======== ENTRIES SUPPLIED ========
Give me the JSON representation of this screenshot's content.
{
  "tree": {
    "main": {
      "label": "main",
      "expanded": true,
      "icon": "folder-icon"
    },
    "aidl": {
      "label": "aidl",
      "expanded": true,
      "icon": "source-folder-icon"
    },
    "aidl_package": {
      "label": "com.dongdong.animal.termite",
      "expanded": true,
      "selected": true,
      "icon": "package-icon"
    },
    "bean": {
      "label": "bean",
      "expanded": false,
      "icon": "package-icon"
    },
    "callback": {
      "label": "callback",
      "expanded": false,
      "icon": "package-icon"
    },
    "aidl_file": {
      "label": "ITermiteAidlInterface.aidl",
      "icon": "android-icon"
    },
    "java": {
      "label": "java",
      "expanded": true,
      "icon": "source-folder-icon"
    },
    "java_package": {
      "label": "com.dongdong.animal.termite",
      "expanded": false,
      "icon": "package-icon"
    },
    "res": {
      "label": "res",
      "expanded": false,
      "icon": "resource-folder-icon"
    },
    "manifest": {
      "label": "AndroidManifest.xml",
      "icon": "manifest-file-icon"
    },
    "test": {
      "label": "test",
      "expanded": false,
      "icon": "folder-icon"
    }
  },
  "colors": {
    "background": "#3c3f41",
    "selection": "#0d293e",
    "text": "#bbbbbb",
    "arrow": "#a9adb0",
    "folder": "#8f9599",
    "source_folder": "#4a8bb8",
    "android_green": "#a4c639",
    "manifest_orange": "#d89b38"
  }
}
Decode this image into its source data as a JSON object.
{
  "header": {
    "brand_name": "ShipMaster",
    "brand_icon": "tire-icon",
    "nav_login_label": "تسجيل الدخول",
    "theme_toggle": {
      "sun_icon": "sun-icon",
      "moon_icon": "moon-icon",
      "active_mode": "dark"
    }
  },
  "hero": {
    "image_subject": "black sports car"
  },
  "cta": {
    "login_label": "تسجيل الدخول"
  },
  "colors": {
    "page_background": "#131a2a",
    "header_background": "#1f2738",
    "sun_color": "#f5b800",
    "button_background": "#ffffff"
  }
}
========
======== ENTRIES SUPPLIED ========
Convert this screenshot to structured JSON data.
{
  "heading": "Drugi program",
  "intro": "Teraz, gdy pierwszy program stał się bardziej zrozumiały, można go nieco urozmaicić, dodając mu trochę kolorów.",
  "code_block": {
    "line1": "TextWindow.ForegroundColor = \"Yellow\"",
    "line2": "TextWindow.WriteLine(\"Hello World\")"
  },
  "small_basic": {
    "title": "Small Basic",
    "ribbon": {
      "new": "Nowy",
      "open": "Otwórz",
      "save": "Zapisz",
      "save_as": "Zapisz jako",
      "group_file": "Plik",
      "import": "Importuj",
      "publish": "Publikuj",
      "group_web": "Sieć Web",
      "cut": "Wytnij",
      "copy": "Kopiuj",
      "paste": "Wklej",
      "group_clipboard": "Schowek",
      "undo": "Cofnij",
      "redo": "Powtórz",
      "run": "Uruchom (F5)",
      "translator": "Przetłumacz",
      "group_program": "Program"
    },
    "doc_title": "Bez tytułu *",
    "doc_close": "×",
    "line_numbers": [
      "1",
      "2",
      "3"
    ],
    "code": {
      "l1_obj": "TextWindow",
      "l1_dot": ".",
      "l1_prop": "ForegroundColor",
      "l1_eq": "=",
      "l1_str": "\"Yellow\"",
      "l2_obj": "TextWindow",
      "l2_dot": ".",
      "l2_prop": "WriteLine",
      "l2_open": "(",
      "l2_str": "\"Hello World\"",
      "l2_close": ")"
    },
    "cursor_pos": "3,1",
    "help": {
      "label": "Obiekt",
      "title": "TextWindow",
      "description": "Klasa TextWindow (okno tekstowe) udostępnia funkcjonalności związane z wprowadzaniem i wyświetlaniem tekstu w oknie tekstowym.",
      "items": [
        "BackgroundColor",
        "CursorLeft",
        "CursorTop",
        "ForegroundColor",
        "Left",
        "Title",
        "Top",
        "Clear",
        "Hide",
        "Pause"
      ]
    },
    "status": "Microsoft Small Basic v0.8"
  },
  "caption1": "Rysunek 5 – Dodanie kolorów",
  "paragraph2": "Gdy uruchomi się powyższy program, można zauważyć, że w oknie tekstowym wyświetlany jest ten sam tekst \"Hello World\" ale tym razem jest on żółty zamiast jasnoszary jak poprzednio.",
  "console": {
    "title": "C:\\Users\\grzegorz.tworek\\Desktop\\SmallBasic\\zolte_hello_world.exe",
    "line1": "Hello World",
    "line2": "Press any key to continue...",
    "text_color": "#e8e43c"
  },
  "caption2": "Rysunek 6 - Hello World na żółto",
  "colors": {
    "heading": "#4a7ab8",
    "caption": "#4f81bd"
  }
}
========
## WHAT TO PRODUCE
Look for lines containing the string "الدخول" and copy them all.

## EXERCISE ANSWER
    "nav_login_label": "تسجيل الدخول",
    "login_label": "تسجيل الدخول"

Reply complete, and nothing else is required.